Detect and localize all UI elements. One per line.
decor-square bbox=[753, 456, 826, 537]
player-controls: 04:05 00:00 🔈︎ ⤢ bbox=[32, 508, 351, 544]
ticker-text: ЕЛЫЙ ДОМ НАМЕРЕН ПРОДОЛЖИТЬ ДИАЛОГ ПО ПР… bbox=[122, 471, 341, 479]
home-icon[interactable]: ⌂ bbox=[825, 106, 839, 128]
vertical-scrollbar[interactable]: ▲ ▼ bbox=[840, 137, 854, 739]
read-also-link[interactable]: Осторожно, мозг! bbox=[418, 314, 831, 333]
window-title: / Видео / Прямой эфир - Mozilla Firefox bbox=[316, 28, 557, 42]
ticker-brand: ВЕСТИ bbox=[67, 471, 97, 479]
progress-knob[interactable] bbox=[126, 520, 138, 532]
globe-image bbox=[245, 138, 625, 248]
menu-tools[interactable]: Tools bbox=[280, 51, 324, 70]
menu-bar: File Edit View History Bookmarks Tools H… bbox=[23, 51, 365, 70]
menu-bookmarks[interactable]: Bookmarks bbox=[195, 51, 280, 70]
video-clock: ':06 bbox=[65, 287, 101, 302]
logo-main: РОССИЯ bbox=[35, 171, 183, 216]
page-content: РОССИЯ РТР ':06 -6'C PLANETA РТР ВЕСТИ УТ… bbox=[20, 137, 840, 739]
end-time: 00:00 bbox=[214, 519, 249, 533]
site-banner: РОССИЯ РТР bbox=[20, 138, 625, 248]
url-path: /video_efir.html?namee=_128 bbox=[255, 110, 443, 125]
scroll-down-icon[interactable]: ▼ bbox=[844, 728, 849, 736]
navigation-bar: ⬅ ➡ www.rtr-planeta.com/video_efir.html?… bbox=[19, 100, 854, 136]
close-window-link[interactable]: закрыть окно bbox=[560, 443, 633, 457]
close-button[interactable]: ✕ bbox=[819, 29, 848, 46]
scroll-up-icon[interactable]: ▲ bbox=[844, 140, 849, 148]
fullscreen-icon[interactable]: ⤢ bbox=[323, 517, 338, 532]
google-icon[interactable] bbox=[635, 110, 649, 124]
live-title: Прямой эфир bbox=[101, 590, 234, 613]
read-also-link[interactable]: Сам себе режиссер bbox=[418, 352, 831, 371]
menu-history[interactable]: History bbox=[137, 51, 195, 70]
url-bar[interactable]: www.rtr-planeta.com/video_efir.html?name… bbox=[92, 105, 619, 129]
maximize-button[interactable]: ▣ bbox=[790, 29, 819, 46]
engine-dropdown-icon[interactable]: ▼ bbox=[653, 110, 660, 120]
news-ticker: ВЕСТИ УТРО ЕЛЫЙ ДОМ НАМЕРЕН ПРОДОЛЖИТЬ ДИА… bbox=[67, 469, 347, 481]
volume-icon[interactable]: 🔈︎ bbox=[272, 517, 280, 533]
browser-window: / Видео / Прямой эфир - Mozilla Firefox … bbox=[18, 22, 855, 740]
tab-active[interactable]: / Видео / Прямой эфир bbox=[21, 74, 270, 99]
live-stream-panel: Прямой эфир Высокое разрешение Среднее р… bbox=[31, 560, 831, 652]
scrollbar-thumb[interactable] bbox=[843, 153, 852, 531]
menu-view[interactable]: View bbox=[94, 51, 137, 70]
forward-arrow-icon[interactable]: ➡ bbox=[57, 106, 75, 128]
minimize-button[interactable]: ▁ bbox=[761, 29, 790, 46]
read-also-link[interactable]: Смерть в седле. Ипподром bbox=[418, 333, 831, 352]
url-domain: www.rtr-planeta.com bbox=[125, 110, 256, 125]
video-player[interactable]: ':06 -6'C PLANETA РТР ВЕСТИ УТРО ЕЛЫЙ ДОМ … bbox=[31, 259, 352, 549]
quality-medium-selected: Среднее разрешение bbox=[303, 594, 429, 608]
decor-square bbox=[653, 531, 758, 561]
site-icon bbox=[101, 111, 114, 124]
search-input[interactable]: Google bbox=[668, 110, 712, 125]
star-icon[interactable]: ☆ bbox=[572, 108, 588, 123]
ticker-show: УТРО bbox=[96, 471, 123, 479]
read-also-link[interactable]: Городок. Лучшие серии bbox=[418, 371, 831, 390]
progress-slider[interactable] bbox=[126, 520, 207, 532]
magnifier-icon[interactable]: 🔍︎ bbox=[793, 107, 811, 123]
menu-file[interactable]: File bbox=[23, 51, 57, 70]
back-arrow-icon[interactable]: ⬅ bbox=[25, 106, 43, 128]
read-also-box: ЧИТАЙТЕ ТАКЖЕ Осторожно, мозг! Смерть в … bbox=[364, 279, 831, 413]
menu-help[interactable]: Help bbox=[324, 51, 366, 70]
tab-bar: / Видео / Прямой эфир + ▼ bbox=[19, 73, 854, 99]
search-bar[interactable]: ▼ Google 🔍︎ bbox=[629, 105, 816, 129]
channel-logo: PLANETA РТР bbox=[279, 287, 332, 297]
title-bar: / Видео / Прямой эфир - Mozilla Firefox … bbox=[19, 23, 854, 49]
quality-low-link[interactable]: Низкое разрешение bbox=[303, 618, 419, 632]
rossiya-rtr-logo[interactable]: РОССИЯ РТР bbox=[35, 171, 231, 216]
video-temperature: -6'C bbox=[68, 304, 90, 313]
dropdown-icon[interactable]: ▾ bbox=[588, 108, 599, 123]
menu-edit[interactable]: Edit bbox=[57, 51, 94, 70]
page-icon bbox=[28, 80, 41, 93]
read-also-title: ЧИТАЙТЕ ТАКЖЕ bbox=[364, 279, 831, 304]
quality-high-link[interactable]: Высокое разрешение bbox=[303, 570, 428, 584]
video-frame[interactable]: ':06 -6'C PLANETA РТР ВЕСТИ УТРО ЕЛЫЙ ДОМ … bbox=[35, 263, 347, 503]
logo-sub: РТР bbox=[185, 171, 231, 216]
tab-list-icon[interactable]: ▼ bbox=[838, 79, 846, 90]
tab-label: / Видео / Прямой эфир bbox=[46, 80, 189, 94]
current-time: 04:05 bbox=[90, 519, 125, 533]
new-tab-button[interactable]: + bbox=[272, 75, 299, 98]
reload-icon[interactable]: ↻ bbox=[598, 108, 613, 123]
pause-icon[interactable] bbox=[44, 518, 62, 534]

══════

> _THE REQUEST_
Copy the data above word for word.

> _THE COMPLETED TASK_
Detect and localize all UI elements. One per line.
decor-square bbox=[753, 456, 826, 537]
player-controls: 04:05 00:00 🔈︎ ⤢ bbox=[32, 508, 351, 544]
ticker-text: ЕЛЫЙ ДОМ НАМЕРЕН ПРОДОЛЖИТЬ ДИАЛОГ ПО ПР… bbox=[122, 471, 341, 479]
home-icon[interactable]: ⌂ bbox=[825, 106, 839, 128]
vertical-scrollbar[interactable]: ▲ ▼ bbox=[840, 137, 854, 739]
read-also-link[interactable]: Осторожно, мозг! bbox=[418, 314, 831, 333]
window-title: / Видео / Прямой эфир - Mozilla Firefox bbox=[316, 28, 557, 42]
ticker-brand: ВЕСТИ bbox=[67, 471, 97, 479]
progress-knob[interactable] bbox=[126, 520, 138, 532]
globe-image bbox=[245, 138, 625, 248]
menu-tools[interactable]: Tools bbox=[280, 51, 324, 70]
menu-bar: File Edit View History Bookmarks Tools H… bbox=[23, 51, 365, 70]
menu-bookmarks[interactable]: Bookmarks bbox=[195, 51, 280, 70]
video-clock: ':06 bbox=[65, 287, 101, 302]
logo-main: РОССИЯ bbox=[35, 171, 183, 216]
page-content: РОССИЯ РТР ':06 -6'C PLANETA РТР ВЕСТИ УТ… bbox=[20, 137, 840, 739]
end-time: 00:00 bbox=[214, 519, 249, 533]
site-banner: РОССИЯ РТР bbox=[20, 138, 625, 248]
url-path: /video_efir.html?namee=_128 bbox=[255, 110, 443, 125]
scroll-down-icon[interactable]: ▼ bbox=[844, 728, 849, 736]
navigation-bar: ⬅ ➡ www.rtr-planeta.com/video_efir.html?… bbox=[19, 100, 854, 136]
close-window-link[interactable]: закрыть окно bbox=[560, 443, 633, 457]
close-button[interactable]: ✕ bbox=[819, 29, 848, 46]
scroll-up-icon[interactable]: ▲ bbox=[844, 140, 849, 148]
fullscreen-icon[interactable]: ⤢ bbox=[323, 517, 338, 532]
google-icon[interactable] bbox=[635, 110, 649, 124]
live-title: Прямой эфир bbox=[101, 590, 234, 613]
read-also-link[interactable]: Сам себе режиссер bbox=[418, 352, 831, 371]
menu-history[interactable]: History bbox=[137, 51, 195, 70]
url-bar[interactable]: www.rtr-planeta.com/video_efir.html?name… bbox=[92, 105, 619, 129]
maximize-button[interactable]: ▣ bbox=[790, 29, 819, 46]
engine-dropdown-icon[interactable]: ▼ bbox=[653, 110, 660, 120]
news-ticker: ВЕСТИ УТРО ЕЛЫЙ ДОМ НАМЕРЕН ПРОДОЛЖИТЬ ДИА… bbox=[67, 469, 347, 481]
volume-icon[interactable]: 🔈︎ bbox=[272, 517, 280, 533]
browser-window: / Видео / Прямой эфир - Mozilla Firefox … bbox=[18, 22, 855, 740]
tab-active[interactable]: / Видео / Прямой эфир bbox=[21, 74, 270, 99]
live-stream-panel: Прямой эфир Высокое разрешение Среднее р… bbox=[31, 560, 831, 652]
scrollbar-thumb[interactable] bbox=[843, 153, 852, 531]
menu-view[interactable]: View bbox=[94, 51, 137, 70]
forward-arrow-icon[interactable]: ➡ bbox=[57, 106, 75, 128]
minimize-button[interactable]: ▁ bbox=[761, 29, 790, 46]
read-also-link[interactable]: Смерть в седле. Ипподром bbox=[418, 333, 831, 352]
url-domain: www.rtr-planeta.com bbox=[125, 110, 256, 125]
video-player[interactable]: ':06 -6'C PLANETA РТР ВЕСТИ УТРО ЕЛЫЙ ДОМ … bbox=[31, 259, 352, 549]
quality-medium-selected: Среднее разрешение bbox=[303, 594, 429, 608]
decor-square bbox=[653, 531, 758, 561]
site-icon bbox=[101, 111, 114, 124]
search-input[interactable]: Google bbox=[668, 110, 712, 125]
star-icon[interactable]: ☆ bbox=[572, 108, 588, 123]
ticker-show: УТРО bbox=[96, 471, 123, 479]
read-also-link[interactable]: Городок. Лучшие серии bbox=[418, 371, 831, 390]
progress-slider[interactable] bbox=[126, 520, 207, 532]
magnifier-icon[interactable]: 🔍︎ bbox=[793, 107, 811, 123]
menu-file[interactable]: File bbox=[23, 51, 57, 70]
back-arrow-icon[interactable]: ⬅ bbox=[25, 106, 43, 128]
read-also-box: ЧИТАЙТЕ ТАКЖЕ Осторожно, мозг! Смерть в … bbox=[364, 279, 831, 413]
menu-help[interactable]: Help bbox=[324, 51, 366, 70]
tab-bar: / Видео / Прямой эфир + ▼ bbox=[19, 73, 854, 99]
search-bar[interactable]: ▼ Google 🔍︎ bbox=[629, 105, 816, 129]
channel-logo: PLANETA РТР bbox=[279, 287, 332, 297]
title-bar: / Видео / Прямой эфир - Mozilla Firefox … bbox=[19, 23, 854, 49]
quality-low-link[interactable]: Низкое разрешение bbox=[303, 618, 419, 632]
rossiya-rtr-logo[interactable]: РОССИЯ РТР bbox=[35, 171, 231, 216]
video-temperature: -6'C bbox=[68, 304, 90, 313]
dropdown-icon[interactable]: ▾ bbox=[588, 108, 599, 123]
menu-edit[interactable]: Edit bbox=[57, 51, 94, 70]
page-icon bbox=[28, 80, 41, 93]
read-also-title: ЧИТАЙТЕ ТАКЖЕ bbox=[364, 279, 831, 304]
quality-high-link[interactable]: Высокое разрешение bbox=[303, 570, 428, 584]
video-frame[interactable]: ':06 -6'C PLANETA РТР ВЕСТИ УТРО ЕЛЫЙ ДОМ … bbox=[35, 263, 347, 503]
logo-sub: РТР bbox=[185, 171, 231, 216]
tab-list-icon[interactable]: ▼ bbox=[838, 79, 846, 90]
tab-label: / Видео / Прямой эфир bbox=[46, 80, 189, 94]
current-time: 04:05 bbox=[90, 519, 125, 533]
new-tab-button[interactable]: + bbox=[272, 75, 299, 98]
reload-icon[interactable]: ↻ bbox=[598, 108, 613, 123]
pause-icon[interactable] bbox=[44, 518, 62, 534]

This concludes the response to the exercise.